[Begin Extracted material]

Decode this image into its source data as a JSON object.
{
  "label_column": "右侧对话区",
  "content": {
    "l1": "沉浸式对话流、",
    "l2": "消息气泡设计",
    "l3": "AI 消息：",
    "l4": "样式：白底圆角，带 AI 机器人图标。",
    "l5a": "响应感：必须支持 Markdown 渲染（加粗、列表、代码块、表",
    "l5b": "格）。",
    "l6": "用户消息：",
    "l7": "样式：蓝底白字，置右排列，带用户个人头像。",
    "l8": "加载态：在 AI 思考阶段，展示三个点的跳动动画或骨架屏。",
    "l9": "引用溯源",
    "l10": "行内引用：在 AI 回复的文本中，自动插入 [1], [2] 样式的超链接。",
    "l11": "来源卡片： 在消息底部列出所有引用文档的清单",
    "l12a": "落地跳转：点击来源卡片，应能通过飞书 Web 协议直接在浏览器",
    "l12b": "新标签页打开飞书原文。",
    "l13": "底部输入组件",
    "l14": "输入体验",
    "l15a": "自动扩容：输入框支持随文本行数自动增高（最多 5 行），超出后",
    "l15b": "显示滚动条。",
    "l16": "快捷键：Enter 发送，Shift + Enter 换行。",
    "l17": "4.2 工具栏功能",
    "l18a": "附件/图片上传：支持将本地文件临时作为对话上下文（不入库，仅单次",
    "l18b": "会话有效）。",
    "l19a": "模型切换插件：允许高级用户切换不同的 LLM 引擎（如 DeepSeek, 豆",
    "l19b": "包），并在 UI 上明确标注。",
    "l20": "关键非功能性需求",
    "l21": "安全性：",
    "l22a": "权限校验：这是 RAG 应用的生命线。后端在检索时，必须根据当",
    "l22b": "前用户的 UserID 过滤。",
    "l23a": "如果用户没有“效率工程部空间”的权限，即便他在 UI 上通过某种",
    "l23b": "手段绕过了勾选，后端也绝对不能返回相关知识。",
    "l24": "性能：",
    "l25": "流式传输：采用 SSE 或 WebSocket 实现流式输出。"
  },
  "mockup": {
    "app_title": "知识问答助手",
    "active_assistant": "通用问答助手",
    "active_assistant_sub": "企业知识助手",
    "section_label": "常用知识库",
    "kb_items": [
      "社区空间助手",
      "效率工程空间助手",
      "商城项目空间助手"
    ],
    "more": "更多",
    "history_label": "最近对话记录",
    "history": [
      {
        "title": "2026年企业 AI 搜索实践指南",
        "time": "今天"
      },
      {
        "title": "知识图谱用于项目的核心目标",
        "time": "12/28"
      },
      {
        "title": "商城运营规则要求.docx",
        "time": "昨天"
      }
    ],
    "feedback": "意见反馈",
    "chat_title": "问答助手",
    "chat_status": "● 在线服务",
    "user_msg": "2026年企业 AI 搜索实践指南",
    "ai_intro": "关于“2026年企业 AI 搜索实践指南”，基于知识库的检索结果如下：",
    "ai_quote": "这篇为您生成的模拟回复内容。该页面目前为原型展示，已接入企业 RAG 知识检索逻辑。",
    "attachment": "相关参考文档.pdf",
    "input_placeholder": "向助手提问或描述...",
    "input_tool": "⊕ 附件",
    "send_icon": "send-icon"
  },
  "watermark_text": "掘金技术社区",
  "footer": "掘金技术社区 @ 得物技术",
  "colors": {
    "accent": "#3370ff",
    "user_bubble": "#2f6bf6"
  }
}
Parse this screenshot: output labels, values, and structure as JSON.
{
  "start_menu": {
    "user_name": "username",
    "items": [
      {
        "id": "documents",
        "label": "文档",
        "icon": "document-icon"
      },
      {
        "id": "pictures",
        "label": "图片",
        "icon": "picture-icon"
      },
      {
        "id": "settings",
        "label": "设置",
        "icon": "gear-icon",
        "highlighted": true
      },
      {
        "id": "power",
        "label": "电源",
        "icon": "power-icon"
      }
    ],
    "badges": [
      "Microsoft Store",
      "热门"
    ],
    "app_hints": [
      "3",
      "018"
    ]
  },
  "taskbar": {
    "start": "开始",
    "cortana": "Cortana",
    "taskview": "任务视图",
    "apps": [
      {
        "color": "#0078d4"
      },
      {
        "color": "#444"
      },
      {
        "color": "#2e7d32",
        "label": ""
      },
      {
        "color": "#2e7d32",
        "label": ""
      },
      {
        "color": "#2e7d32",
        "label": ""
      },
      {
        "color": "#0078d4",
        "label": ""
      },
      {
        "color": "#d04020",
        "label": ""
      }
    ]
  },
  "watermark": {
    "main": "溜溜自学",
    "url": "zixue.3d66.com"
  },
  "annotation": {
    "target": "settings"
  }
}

[End Extracted material]

Scan the lines above for "icon", then copy every one that has it.

#### [Task solution]
    "send_icon": "send-icon"
        "icon": "document-icon"
        "icon": "picture-icon"
        "icon": "gear-icon",
        "icon": "power-icon"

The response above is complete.